[start of Data section]

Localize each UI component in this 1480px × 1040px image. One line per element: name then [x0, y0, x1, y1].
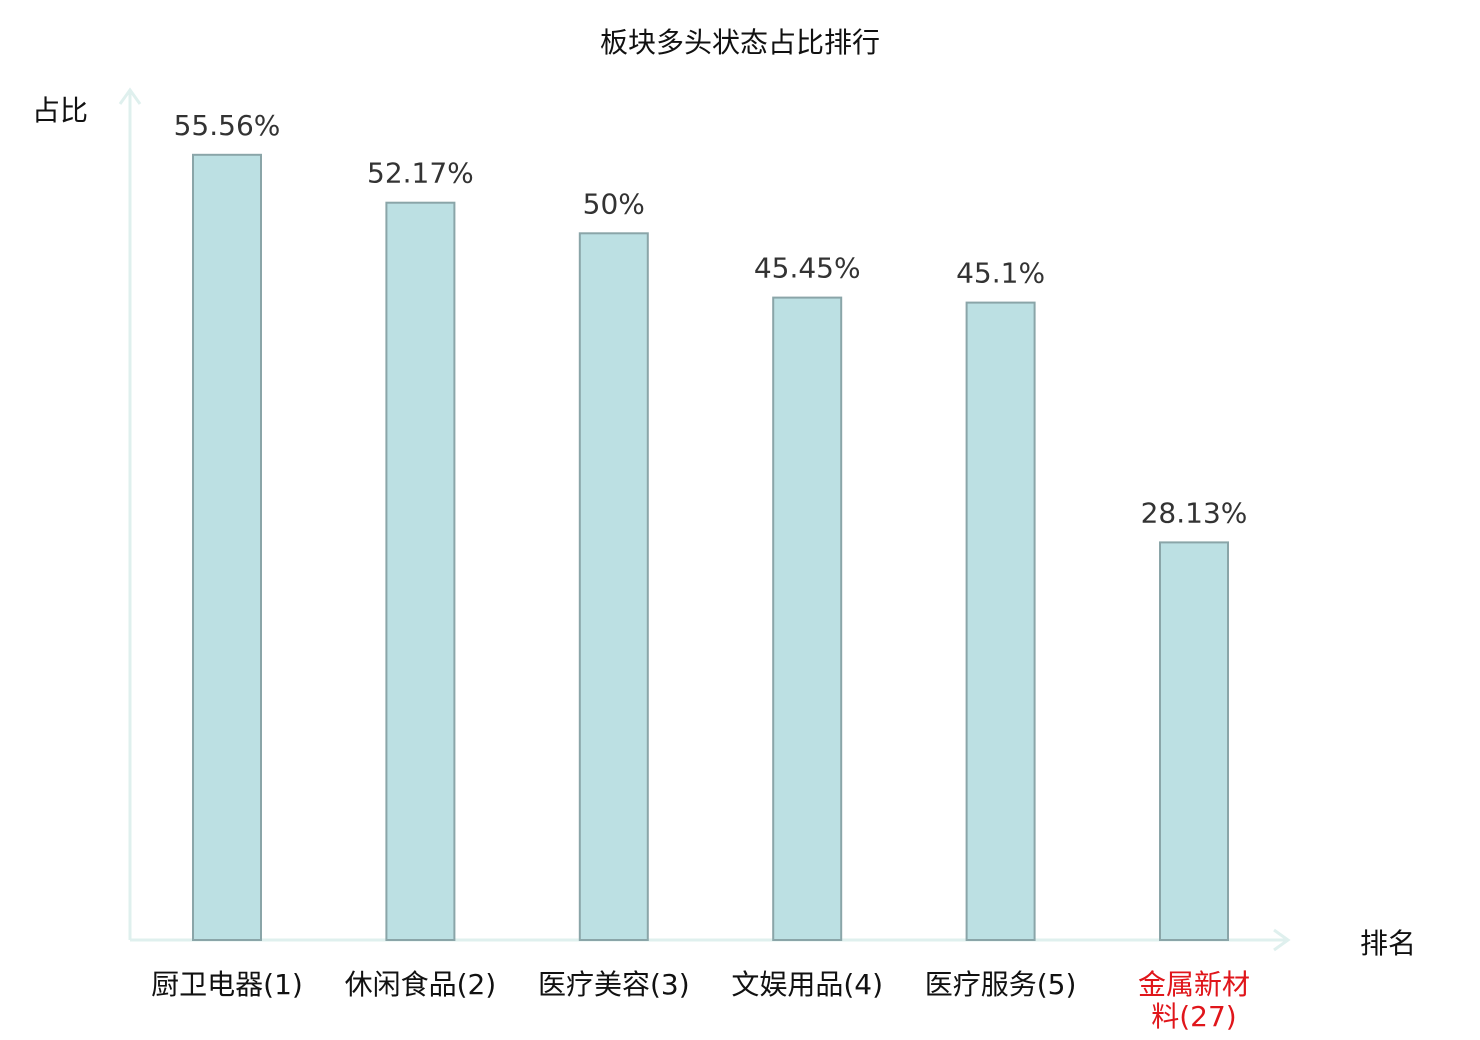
y-axis-arrow: [118, 87, 142, 105]
chart-title: 板块多头状态占比排行: [600, 26, 880, 59]
category-label: 医疗美容(3): [538, 968, 690, 1001]
bar: [385, 201, 456, 941]
bar: [578, 232, 649, 942]
bar: [192, 153, 262, 942]
category-labels: 厨卫电器(1) 休闲食品(2) 医疗美容(3) 文娱用品(4) 医疗服务(5) 金属新材料…: [151, 968, 1250, 1033]
x-axis-arrow: [1273, 928, 1291, 952]
x-axis-label: 排名: [1360, 927, 1416, 960]
category-label: 金属新材料(27): [1138, 968, 1250, 1033]
category-label: 医疗服务(5): [925, 968, 1077, 1001]
bar: [1159, 541, 1229, 942]
value-label: 55.56%: [174, 109, 281, 142]
value-label: 52.17%: [367, 157, 474, 190]
value-labels: 55.56% 52.17% 50% 45.45% 45.1% 28.13%: [174, 109, 1248, 530]
value-label: 50%: [583, 187, 645, 220]
bars: [192, 153, 1229, 942]
bar: [965, 301, 1036, 942]
category-label: 文娱用品(4): [731, 968, 883, 1001]
value-label: 28.13%: [1141, 496, 1248, 529]
category-label: 休闲食品(2): [345, 968, 497, 1001]
category-label: 厨卫电器(1): [151, 968, 303, 1001]
axes: [118, 87, 1291, 952]
y-axis-label: 占比: [32, 94, 88, 127]
value-label: 45.45%: [754, 252, 861, 285]
bar: [772, 296, 843, 942]
value-label: 45.1%: [956, 257, 1045, 290]
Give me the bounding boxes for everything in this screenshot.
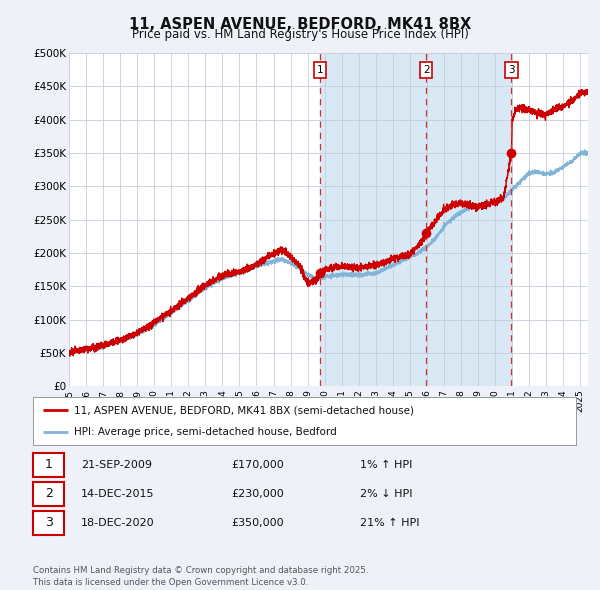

[end of Data section]

Exercise requirements =
Reproduce all of the data above word for word, without the pictures.

Task solution =
Localize each UI component in this 1480px × 1040px image. One line per element: name then [x0, y0, x1, y1].
y-axis-arrow: [118, 87, 142, 105]
chart-title: 板块多头状态占比排行: [600, 26, 880, 59]
category-label: 医疗美容(3): [538, 968, 690, 1001]
bar: [385, 201, 456, 941]
bar: [578, 232, 649, 942]
bar: [192, 153, 262, 942]
category-labels: 厨卫电器(1) 休闲食品(2) 医疗美容(3) 文娱用品(4) 医疗服务(5) 金属新材料…: [151, 968, 1250, 1033]
x-axis-arrow: [1273, 928, 1291, 952]
x-axis-label: 排名: [1360, 927, 1416, 960]
category-label: 金属新材料(27): [1138, 968, 1250, 1033]
category-label: 医疗服务(5): [925, 968, 1077, 1001]
bar: [1159, 541, 1229, 942]
value-label: 55.56%: [174, 109, 281, 142]
value-label: 52.17%: [367, 157, 474, 190]
value-labels: 55.56% 52.17% 50% 45.45% 45.1% 28.13%: [174, 109, 1248, 530]
value-label: 50%: [583, 187, 645, 220]
bars: [192, 153, 1229, 942]
bar: [965, 301, 1036, 942]
category-label: 文娱用品(4): [731, 968, 883, 1001]
value-label: 28.13%: [1141, 496, 1248, 529]
category-label: 休闲食品(2): [345, 968, 497, 1001]
category-label: 厨卫电器(1): [151, 968, 303, 1001]
axes: [118, 87, 1291, 952]
y-axis-label: 占比: [32, 94, 88, 127]
value-label: 45.45%: [754, 252, 861, 285]
bar: [772, 296, 843, 942]
value-label: 45.1%: [956, 257, 1045, 290]
Give me the bounding boxes for everything in this screenshot.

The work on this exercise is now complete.